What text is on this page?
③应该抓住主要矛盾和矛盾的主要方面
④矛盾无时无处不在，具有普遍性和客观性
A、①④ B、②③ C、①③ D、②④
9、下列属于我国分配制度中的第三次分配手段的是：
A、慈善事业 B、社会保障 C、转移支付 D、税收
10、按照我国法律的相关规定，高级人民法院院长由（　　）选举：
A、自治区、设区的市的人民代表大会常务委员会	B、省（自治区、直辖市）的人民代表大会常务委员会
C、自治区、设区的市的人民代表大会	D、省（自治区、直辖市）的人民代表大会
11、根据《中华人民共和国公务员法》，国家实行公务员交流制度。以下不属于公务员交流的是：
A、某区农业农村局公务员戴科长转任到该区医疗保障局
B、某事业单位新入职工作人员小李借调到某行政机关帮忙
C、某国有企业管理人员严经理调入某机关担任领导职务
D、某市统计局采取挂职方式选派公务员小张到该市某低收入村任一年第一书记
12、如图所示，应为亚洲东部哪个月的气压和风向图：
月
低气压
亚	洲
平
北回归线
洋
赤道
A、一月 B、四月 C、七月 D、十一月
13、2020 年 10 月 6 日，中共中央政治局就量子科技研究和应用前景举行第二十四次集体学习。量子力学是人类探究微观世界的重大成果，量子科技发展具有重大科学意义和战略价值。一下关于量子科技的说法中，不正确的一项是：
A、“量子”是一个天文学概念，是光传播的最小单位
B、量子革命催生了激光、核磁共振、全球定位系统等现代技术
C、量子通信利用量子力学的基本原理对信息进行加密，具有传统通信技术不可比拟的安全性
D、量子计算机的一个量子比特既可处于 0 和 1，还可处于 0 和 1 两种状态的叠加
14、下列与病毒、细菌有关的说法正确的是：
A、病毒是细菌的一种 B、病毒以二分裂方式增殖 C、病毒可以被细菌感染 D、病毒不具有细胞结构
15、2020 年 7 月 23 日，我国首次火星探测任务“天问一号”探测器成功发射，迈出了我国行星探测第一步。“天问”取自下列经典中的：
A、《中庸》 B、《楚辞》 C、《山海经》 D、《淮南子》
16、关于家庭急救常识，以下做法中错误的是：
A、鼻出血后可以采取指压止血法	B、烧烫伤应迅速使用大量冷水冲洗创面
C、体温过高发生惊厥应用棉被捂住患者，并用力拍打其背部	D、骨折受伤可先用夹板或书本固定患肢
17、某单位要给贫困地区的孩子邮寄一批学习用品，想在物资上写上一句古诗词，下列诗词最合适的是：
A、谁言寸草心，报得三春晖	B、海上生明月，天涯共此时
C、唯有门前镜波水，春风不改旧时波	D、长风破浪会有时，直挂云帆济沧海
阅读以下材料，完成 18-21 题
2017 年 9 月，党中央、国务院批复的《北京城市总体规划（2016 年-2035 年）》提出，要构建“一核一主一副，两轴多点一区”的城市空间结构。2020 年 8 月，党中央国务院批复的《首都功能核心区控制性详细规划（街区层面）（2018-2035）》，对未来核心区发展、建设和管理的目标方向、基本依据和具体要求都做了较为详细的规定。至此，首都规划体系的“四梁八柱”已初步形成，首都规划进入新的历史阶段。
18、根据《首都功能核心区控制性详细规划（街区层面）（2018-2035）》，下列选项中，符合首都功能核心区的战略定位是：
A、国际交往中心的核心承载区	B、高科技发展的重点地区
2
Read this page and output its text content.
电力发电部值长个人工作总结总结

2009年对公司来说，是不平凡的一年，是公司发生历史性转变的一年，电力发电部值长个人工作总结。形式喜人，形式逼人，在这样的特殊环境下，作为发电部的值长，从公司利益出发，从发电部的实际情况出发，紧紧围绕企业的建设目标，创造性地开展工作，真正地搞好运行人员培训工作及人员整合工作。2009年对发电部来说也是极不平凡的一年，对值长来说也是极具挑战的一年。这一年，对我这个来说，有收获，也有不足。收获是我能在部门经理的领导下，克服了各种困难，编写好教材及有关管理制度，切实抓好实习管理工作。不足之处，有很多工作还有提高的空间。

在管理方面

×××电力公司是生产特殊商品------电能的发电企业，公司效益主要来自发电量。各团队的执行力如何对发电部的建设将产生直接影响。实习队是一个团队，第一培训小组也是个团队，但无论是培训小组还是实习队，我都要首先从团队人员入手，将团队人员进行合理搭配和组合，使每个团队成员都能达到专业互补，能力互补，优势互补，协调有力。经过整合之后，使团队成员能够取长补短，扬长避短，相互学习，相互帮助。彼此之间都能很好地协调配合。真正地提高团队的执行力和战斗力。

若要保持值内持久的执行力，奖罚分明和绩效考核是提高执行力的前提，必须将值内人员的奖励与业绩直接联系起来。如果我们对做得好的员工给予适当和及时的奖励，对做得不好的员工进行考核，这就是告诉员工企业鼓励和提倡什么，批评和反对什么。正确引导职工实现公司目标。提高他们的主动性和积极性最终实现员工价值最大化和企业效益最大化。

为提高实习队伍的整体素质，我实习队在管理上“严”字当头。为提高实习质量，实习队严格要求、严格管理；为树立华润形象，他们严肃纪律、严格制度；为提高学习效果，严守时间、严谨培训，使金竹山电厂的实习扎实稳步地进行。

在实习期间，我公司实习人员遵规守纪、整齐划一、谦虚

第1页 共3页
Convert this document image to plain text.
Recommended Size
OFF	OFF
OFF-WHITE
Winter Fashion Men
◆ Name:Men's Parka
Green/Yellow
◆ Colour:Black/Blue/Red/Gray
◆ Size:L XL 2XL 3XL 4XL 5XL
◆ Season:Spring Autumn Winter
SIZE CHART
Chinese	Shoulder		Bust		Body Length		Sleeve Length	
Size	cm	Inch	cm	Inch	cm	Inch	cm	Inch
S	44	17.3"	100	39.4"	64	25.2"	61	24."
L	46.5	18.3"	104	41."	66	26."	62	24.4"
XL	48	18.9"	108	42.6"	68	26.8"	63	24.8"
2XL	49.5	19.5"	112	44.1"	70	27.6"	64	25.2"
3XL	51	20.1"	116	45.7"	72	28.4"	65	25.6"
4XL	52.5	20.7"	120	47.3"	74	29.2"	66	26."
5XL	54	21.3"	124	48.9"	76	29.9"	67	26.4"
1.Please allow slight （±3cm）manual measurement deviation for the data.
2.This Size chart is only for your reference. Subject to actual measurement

━━━━━━━━━━

What the task asks
Look through the entries above; copy every line holding the string "measurement".

Answer below
1.Please allow slight （±3cm）manual measurement deviation for the data.
2.This Size chart is only for your reference. Subject to actual measurement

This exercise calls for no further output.